| Work to complete |
Send back the records in full, character for character.

Extracted records
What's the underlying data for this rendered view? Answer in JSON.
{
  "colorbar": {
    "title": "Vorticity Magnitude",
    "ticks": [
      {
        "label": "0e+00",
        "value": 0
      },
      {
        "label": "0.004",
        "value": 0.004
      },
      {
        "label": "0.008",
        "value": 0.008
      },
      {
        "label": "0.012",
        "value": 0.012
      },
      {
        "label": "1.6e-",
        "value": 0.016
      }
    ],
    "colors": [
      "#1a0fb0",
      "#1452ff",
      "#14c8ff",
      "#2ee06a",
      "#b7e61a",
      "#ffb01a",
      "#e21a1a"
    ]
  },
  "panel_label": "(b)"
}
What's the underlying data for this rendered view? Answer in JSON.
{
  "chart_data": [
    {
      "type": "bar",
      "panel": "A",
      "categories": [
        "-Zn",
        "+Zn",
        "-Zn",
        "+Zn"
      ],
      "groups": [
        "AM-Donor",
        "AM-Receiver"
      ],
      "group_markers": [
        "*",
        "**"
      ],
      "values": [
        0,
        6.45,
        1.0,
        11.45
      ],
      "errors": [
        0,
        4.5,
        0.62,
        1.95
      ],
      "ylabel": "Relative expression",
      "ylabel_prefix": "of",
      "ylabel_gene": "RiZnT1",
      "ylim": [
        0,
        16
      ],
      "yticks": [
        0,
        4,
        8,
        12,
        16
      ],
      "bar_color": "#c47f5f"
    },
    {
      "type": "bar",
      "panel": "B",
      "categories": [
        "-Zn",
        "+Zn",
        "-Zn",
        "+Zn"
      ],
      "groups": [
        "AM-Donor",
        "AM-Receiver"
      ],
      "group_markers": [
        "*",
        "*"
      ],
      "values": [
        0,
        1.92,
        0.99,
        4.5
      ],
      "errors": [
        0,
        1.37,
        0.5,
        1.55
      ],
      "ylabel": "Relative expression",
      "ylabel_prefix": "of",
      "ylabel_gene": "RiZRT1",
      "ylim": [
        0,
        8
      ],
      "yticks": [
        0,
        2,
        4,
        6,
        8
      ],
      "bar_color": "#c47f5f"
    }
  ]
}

| Answer to this task |
What's the underlying data for this rendered view? Answer in JSON.
{
  "colorbar": {
    "title": "Vorticity Magnitude",
    "ticks": [
      {
        "label": "0e+00",
        "value": 0
      },
      {
        "label": "0.004",
        "value": 0.004
      },
      {
        "label": "0.008",
        "value": 0.008
      },
      {
        "label": "0.012",
        "value": 0.012
      },
      {
        "label": "1.6e-",
        "value": 0.016
      }
    ],
    "colors": [
      "#1a0fb0",
      "#1452ff",
      "#14c8ff",
      "#2ee06a",
      "#b7e61a",
      "#ffb01a",
      "#e21a1a"
    ]
  },
  "panel_label": "(b)"
}
What's the underlying data for this rendered view? Answer in JSON.
{
  "chart_data": [
    {
      "type": "bar",
      "panel": "A",
      "categories": [
        "-Zn",
        "+Zn",
        "-Zn",
        "+Zn"
      ],
      "groups": [
        "AM-Donor",
        "AM-Receiver"
      ],
      "group_markers": [
        "*",
        "**"
      ],
      "values": [
        0,
        6.45,
        1.0,
        11.45
      ],
      "errors": [
        0,
        4.5,
        0.62,
        1.95
      ],
      "ylabel": "Relative expression",
      "ylabel_prefix": "of",
      "ylabel_gene": "RiZnT1",
      "ylim": [
        0,
        16
      ],
      "yticks": [
        0,
        4,
        8,
        12,
        16
      ],
      "bar_color": "#c47f5f"
    },
    {
      "type": "bar",
      "panel": "B",
      "categories": [
        "-Zn",
        "+Zn",
        "-Zn",
        "+Zn"
      ],
      "groups": [
        "AM-Donor",
        "AM-Receiver"
      ],
      "group_markers": [
        "*",
        "*"
      ],
      "values": [
        0,
        1.92,
        0.99,
        4.5
      ],
      "errors": [
        0,
        1.37,
        0.5,
        1.55
      ],
      "ylabel": "Relative expression",
      "ylabel_prefix": "of",
      "ylabel_gene": "RiZRT1",
      "ylim": [
        0,
        8
      ],
      "yticks": [
        0,
        2,
        4,
        6,
        8
      ],
      "bar_color": "#c47f5f"
    }
  ]
}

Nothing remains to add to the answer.